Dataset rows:
────────────────────────────────────────
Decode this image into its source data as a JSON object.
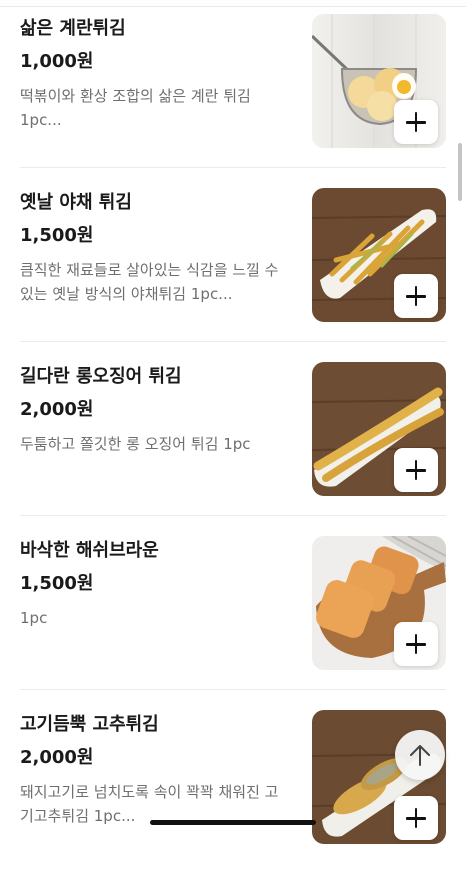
{
  "menu": {
    "items": [
      {
        "name": "삶은 계란튀김",
        "price": "1,000원",
        "desc": "떡볶이와 환상 조합의 삶은 계란 튀김 1pc..."
      },
      {
        "name": "옛날 야채 튀김",
        "price": "1,500원",
        "desc": "큼직한 재료들로 살아있는 식감을 느낄 수 있는 옛날 방식의 야채튀김 1pc..."
      },
      {
        "name": "길다란 롱오징어 튀김",
        "price": "2,000원",
        "desc": "두툼하고 쫄깃한 롱 오징어 튀김 1pc"
      },
      {
        "name": "바삭한 해쉬브라운",
        "price": "1,500원",
        "desc": "1pc"
      },
      {
        "name": "고기듬뿍 고추튀김",
        "price": "2,000원",
        "desc": "돼지고기로 넘치도록 속이 꽉꽉 채워진 고기고추튀김 1pc..."
      }
    ]
  },
  "icons": {
    "add": "plus-icon",
    "scroll_top": "arrow-up-icon"
  },
  "colors": {
    "text_primary": "#1a1a1a",
    "text_secondary": "#6f6f6f",
    "divider": "#ebebeb"
  }
}
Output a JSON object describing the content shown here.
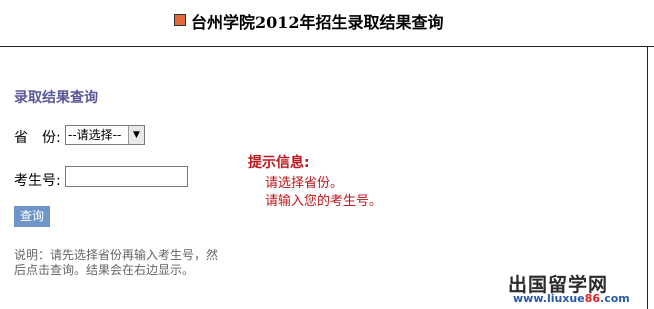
────────────────────────────────────────
(Challenge)
Every line above should be repeated exactly; pictures stay out of the copy.

(Output below)
Decode this image into its source data as a JSON object.
{
  "menu": {
    "items": [
      {
        "name": "삶은 계란튀김",
        "price": "1,000원",
        "desc": "떡볶이와 환상 조합의 삶은 계란 튀김 1pc..."
      },
      {
        "name": "옛날 야채 튀김",
        "price": "1,500원",
        "desc": "큼직한 재료들로 살아있는 식감을 느낄 수 있는 옛날 방식의 야채튀김 1pc..."
      },
      {
        "name": "길다란 롱오징어 튀김",
        "price": "2,000원",
        "desc": "두툼하고 쫄깃한 롱 오징어 튀김 1pc"
      },
      {
        "name": "바삭한 해쉬브라운",
        "price": "1,500원",
        "desc": "1pc"
      },
      {
        "name": "고기듬뿍 고추튀김",
        "price": "2,000원",
        "desc": "돼지고기로 넘치도록 속이 꽉꽉 채워진 고기고추튀김 1pc..."
      }
    ]
  },
  "icons": {
    "add": "plus-icon",
    "scroll_top": "arrow-up-icon"
  },
  "colors": {
    "text_primary": "#1a1a1a",
    "text_secondary": "#6f6f6f",
    "divider": "#ebebeb"
  }
}
Output a JSON object describing the content shown here.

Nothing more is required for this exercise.